## Reading passage:

A team of scientists has uncovered dozens of novel genes involved in resistance to therapies that harness the immune system to fight cancer. The findings, which appear in the journal Nature, enhance our understanding of why some cancers are resistant to immunotherapy.
“We cast a wide, deep net and conducted an unbiased survey of all of the 19,000 genes in the cancer’s genome – not just the genes that are known to be involved in creating immunotherapy-resistant tumors,” explains the study’s senior author, Nicholas P. Restifo, a senior investigator at the National Cancer Institute. “The big surprise was that we found many news genes that we never suspected could potentially be involved in preventing the immune system from killing cancer cells.”
The investigators, including co-first author, NYU’s Neville Sanjana, developed a novel use of a gene editing technique, a ‘two-cell type’ CRISPR assay system (2CT CRISPR) that specifically examines how genetic mutations in one cell can affect the interaction between two different cell types.

## Provided material:
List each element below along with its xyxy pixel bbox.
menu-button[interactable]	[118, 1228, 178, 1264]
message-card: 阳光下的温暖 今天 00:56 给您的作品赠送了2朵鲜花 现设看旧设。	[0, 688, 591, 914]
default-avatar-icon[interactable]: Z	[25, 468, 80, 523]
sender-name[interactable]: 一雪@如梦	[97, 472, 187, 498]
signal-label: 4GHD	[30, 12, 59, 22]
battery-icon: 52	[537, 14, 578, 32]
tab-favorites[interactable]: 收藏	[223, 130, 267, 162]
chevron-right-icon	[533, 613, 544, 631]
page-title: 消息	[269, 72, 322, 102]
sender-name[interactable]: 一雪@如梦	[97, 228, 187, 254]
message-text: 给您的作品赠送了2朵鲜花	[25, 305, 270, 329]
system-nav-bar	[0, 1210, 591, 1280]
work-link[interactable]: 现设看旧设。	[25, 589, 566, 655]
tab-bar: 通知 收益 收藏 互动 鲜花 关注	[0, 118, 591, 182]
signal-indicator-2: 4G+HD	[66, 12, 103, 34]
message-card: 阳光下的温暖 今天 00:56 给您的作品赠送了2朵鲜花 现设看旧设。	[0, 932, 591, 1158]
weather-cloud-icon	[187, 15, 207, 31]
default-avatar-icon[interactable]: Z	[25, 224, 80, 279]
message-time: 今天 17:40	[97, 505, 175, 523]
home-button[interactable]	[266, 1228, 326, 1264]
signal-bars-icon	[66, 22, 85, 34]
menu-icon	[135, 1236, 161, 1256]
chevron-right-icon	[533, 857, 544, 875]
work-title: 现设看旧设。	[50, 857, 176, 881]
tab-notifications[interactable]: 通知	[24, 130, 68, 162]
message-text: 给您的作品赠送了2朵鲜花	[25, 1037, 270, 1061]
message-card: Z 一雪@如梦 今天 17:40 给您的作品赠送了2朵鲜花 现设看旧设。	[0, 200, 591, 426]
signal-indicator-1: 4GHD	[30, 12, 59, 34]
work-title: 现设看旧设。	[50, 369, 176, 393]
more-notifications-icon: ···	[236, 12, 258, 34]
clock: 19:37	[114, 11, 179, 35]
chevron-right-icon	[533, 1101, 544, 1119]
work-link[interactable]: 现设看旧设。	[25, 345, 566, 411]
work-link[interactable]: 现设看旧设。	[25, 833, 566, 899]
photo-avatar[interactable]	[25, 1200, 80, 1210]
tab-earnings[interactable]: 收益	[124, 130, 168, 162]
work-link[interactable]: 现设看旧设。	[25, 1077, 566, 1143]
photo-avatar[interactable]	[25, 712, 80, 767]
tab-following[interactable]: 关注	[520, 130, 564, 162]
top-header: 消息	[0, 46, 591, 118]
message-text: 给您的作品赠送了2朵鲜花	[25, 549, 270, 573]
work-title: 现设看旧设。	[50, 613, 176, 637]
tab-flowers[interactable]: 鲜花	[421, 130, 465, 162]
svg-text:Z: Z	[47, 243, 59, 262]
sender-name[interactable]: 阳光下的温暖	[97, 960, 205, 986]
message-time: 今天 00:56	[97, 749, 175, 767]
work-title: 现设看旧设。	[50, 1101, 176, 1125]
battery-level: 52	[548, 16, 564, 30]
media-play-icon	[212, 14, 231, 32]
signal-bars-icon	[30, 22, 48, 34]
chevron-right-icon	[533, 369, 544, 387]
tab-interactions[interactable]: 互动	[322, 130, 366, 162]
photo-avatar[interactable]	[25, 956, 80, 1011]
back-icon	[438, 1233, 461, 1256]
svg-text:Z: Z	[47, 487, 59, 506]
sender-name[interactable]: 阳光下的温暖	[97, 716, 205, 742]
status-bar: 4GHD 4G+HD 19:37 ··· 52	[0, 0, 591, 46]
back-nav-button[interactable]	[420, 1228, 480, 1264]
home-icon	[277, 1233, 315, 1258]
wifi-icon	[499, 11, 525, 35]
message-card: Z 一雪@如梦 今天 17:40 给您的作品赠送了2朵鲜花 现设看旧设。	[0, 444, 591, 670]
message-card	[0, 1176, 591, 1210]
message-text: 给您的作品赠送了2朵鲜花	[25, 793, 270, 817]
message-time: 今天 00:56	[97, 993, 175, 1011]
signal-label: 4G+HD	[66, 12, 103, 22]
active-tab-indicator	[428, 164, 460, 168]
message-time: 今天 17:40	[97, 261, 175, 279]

## Questions to answer:
1: Please copy the stretch of the passage on immunotherapy resistance from "The investigators, including" through "different cell types.".
2: Answer these questions from the passage on immunotherapy resistance.
(a) In which journal do the findings appear?
(b) How many genes in the cancer's genome did the survey cover?
(c) What does the 2CT CRISPR assay system specifically examine?

## Responses to the tasks:
1:
The investigators, including co-first author, NYU’s Neville Sanjana, developed a novel use of a gene editing technique, a ‘two-cell type’ CRISPR assay system (2CT CRISPR) that specifically examines how genetic mutations in one cell can affect the interaction between two different cell types.

2:
(a) Nature
(b) All 19,000 genes
(c) How genetic mutations in one cell can affect the interaction between two different cell types